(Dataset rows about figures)

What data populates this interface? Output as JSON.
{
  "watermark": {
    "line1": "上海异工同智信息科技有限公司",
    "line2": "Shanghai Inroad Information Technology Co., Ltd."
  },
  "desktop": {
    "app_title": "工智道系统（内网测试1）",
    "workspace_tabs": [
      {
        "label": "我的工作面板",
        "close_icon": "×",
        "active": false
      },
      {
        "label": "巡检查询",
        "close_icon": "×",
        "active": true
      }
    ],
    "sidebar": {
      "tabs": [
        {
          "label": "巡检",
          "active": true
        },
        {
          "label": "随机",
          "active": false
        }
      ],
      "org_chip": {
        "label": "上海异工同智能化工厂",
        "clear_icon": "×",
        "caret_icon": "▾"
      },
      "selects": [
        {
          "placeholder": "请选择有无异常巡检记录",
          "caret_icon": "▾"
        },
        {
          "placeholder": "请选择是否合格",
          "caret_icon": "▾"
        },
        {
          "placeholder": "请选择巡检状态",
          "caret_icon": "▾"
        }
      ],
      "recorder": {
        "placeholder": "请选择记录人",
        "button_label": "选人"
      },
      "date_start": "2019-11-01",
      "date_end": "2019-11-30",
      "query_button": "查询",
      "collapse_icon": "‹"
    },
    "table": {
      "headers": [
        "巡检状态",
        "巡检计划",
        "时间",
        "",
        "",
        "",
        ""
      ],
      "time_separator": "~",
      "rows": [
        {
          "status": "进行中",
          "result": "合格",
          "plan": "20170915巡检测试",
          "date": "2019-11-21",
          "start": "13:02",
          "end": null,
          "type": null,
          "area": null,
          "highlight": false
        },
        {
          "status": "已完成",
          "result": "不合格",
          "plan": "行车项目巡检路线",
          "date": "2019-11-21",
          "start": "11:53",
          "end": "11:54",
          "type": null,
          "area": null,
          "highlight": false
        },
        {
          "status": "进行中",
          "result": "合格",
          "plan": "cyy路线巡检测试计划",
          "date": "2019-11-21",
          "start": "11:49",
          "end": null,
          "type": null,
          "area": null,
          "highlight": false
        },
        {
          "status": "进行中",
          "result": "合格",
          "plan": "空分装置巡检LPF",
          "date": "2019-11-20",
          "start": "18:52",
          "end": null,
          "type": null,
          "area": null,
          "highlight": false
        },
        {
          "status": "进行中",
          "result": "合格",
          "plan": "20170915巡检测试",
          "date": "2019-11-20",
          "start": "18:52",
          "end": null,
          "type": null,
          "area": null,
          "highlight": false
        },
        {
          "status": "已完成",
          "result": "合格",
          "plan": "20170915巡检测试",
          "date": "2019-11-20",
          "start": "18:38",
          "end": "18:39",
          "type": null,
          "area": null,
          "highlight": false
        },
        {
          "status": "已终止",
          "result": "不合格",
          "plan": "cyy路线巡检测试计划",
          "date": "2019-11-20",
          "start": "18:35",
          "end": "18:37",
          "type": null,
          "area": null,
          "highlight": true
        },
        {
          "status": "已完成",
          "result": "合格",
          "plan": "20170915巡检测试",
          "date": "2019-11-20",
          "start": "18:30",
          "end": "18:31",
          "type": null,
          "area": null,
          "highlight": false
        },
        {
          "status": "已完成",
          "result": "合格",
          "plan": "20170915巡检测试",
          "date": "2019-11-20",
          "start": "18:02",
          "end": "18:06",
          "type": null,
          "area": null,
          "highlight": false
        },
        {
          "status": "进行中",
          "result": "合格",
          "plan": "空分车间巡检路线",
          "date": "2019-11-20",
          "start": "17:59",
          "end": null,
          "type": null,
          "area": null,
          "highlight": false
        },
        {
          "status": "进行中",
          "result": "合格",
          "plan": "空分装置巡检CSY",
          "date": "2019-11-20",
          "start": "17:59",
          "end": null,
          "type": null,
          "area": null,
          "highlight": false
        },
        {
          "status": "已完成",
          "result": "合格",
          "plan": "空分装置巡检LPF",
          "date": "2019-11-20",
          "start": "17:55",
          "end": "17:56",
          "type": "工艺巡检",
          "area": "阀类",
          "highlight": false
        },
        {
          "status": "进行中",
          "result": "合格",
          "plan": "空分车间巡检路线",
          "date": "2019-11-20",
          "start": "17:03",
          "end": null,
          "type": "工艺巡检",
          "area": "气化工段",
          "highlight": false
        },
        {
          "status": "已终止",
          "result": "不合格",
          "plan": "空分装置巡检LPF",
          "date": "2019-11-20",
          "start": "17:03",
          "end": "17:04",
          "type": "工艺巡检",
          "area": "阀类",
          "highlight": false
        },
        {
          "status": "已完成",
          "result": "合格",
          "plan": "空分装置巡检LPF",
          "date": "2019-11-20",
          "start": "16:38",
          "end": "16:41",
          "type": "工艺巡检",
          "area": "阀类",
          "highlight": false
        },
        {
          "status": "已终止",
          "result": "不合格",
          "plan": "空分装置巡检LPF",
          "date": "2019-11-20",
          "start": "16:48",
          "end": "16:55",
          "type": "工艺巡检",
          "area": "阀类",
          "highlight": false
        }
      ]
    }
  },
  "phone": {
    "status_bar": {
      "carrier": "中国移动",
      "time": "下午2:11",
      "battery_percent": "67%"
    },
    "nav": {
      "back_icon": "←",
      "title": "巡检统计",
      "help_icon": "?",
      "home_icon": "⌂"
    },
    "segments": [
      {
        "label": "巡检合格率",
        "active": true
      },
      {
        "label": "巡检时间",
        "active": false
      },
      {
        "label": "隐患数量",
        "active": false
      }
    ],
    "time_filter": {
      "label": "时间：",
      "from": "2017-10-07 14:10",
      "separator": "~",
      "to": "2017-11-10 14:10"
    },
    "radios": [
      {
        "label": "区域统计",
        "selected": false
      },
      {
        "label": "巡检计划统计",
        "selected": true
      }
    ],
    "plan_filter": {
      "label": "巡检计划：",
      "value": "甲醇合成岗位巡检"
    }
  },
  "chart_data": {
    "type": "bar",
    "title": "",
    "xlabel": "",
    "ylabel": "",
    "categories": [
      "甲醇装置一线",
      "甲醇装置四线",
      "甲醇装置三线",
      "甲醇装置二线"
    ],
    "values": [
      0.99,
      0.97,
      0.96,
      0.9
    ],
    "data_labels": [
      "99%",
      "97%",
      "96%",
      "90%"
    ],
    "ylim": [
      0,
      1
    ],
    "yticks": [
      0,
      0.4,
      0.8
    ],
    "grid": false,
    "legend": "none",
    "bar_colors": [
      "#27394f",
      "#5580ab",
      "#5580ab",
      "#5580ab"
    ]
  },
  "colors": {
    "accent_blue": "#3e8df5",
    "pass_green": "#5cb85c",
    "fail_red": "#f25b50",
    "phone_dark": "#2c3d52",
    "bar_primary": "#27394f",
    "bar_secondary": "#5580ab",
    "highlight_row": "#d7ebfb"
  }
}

> **Exercise**:
Write out the entries above once more, without altering anything.

> **Solution to this task**:
What data populates this interface? Output as JSON.
{
  "watermark": {
    "line1": "上海异工同智信息科技有限公司",
    "line2": "Shanghai Inroad Information Technology Co., Ltd."
  },
  "desktop": {
    "app_title": "工智道系统（内网测试1）",
    "workspace_tabs": [
      {
        "label": "我的工作面板",
        "close_icon": "×",
        "active": false
      },
      {
        "label": "巡检查询",
        "close_icon": "×",
        "active": true
      }
    ],
    "sidebar": {
      "tabs": [
        {
          "label": "巡检",
          "active": true
        },
        {
          "label": "随机",
          "active": false
        }
      ],
      "org_chip": {
        "label": "上海异工同智能化工厂",
        "clear_icon": "×",
        "caret_icon": "▾"
      },
      "selects": [
        {
          "placeholder": "请选择有无异常巡检记录",
          "caret_icon": "▾"
        },
        {
          "placeholder": "请选择是否合格",
          "caret_icon": "▾"
        },
        {
          "placeholder": "请选择巡检状态",
          "caret_icon": "▾"
        }
      ],
      "recorder": {
        "placeholder": "请选择记录人",
        "button_label": "选人"
      },
      "date_start": "2019-11-01",
      "date_end": "2019-11-30",
      "query_button": "查询",
      "collapse_icon": "‹"
    },
    "table": {
      "headers": [
        "巡检状态",
        "巡检计划",
        "时间",
        "",
        "",
        "",
        ""
      ],
      "time_separator": "~",
      "rows": [
        {
          "status": "进行中",
          "result": "合格",
          "plan": "20170915巡检测试",
          "date": "2019-11-21",
          "start": "13:02",
          "end": null,
          "type": null,
          "area": null,
          "highlight": false
        },
        {
          "status": "已完成",
          "result": "不合格",
          "plan": "行车项目巡检路线",
          "date": "2019-11-21",
          "start": "11:53",
          "end": "11:54",
          "type": null,
          "area": null,
          "highlight": false
        },
        {
          "status": "进行中",
          "result": "合格",
          "plan": "cyy路线巡检测试计划",
          "date": "2019-11-21",
          "start": "11:49",
          "end": null,
          "type": null,
          "area": null,
          "highlight": false
        },
        {
          "status": "进行中",
          "result": "合格",
          "plan": "空分装置巡检LPF",
          "date": "2019-11-20",
          "start": "18:52",
          "end": null,
          "type": null,
          "area": null,
          "highlight": false
        },
        {
          "status": "进行中",
          "result": "合格",
          "plan": "20170915巡检测试",
          "date": "2019-11-20",
          "start": "18:52",
          "end": null,
          "type": null,
          "area": null,
          "highlight": false
        },
        {
          "status": "已完成",
          "result": "合格",
          "plan": "20170915巡检测试",
          "date": "2019-11-20",
          "start": "18:38",
          "end": "18:39",
          "type": null,
          "area": null,
          "highlight": false
        },
        {
          "status": "已终止",
          "result": "不合格",
          "plan": "cyy路线巡检测试计划",
          "date": "2019-11-20",
          "start": "18:35",
          "end": "18:37",
          "type": null,
          "area": null,
          "highlight": true
        },
        {
          "status": "已完成",
          "result": "合格",
          "plan": "20170915巡检测试",
          "date": "2019-11-20",
          "start": "18:30",
          "end": "18:31",
          "type": null,
          "area": null,
          "highlight": false
        },
        {
          "status": "已完成",
          "result": "合格",
          "plan": "20170915巡检测试",
          "date": "2019-11-20",
          "start": "18:02",
          "end": "18:06",
          "type": null,
          "area": null,
          "highlight": false
        },
        {
          "status": "进行中",
          "result": "合格",
          "plan": "空分车间巡检路线",
          "date": "2019-11-20",
          "start": "17:59",
          "end": null,
          "type": null,
          "area": null,
          "highlight": false
        },
        {
          "status": "进行中",
          "result": "合格",
          "plan": "空分装置巡检CSY",
          "date": "2019-11-20",
          "start": "17:59",
          "end": null,
          "type": null,
          "area": null,
          "highlight": false
        },
        {
          "status": "已完成",
          "result": "合格",
          "plan": "空分装置巡检LPF",
          "date": "2019-11-20",
          "start": "17:55",
          "end": "17:56",
          "type": "工艺巡检",
          "area": "阀类",
          "highlight": false
        },
        {
          "status": "进行中",
          "result": "合格",
          "plan": "空分车间巡检路线",
          "date": "2019-11-20",
          "start": "17:03",
          "end": null,
          "type": "工艺巡检",
          "area": "气化工段",
          "highlight": false
        },
        {
          "status": "已终止",
          "result": "不合格",
          "plan": "空分装置巡检LPF",
          "date": "2019-11-20",
          "start": "17:03",
          "end": "17:04",
          "type": "工艺巡检",
          "area": "阀类",
          "highlight": false
        },
        {
          "status": "已完成",
          "result": "合格",
          "plan": "空分装置巡检LPF",
          "date": "2019-11-20",
          "start": "16:38",
          "end": "16:41",
          "type": "工艺巡检",
          "area": "阀类",
          "highlight": false
        },
        {
          "status": "已终止",
          "result": "不合格",
          "plan": "空分装置巡检LPF",
          "date": "2019-11-20",
          "start": "16:48",
          "end": "16:55",
          "type": "工艺巡检",
          "area": "阀类",
          "highlight": false
        }
      ]
    }
  },
  "phone": {
    "status_bar": {
      "carrier": "中国移动",
      "time": "下午2:11",
      "battery_percent": "67%"
    },
    "nav": {
      "back_icon": "←",
      "title": "巡检统计",
      "help_icon": "?",
      "home_icon": "⌂"
    },
    "segments": [
      {
        "label": "巡检合格率",
        "active": true
      },
      {
        "label": "巡检时间",
        "active": false
      },
      {
        "label": "隐患数量",
        "active": false
      }
    ],
    "time_filter": {
      "label": "时间：",
      "from": "2017-10-07 14:10",
      "separator": "~",
      "to": "2017-11-10 14:10"
    },
    "radios": [
      {
        "label": "区域统计",
        "selected": false
      },
      {
        "label": "巡检计划统计",
        "selected": true
      }
    ],
    "plan_filter": {
      "label": "巡检计划：",
      "value": "甲醇合成岗位巡检"
    }
  },
  "chart_data": {
    "type": "bar",
    "title": "",
    "xlabel": "",
    "ylabel": "",
    "categories": [
      "甲醇装置一线",
      "甲醇装置四线",
      "甲醇装置三线",
      "甲醇装置二线"
    ],
    "values": [
      0.99,
      0.97,
      0.96,
      0.9
    ],
    "data_labels": [
      "99%",
      "97%",
      "96%",
      "90%"
    ],
    "ylim": [
      0,
      1
    ],
    "yticks": [
      0,
      0.4,
      0.8
    ],
    "grid": false,
    "legend": "none",
    "bar_colors": [
      "#27394f",
      "#5580ab",
      "#5580ab",
      "#5580ab"
    ]
  },
  "colors": {
    "accent_blue": "#3e8df5",
    "pass_green": "#5cb85c",
    "fail_red": "#f25b50",
    "phone_dark": "#2c3d52",
    "bar_primary": "#27394f",
    "bar_secondary": "#5580ab",
    "highlight_row": "#d7ebfb"
  }
}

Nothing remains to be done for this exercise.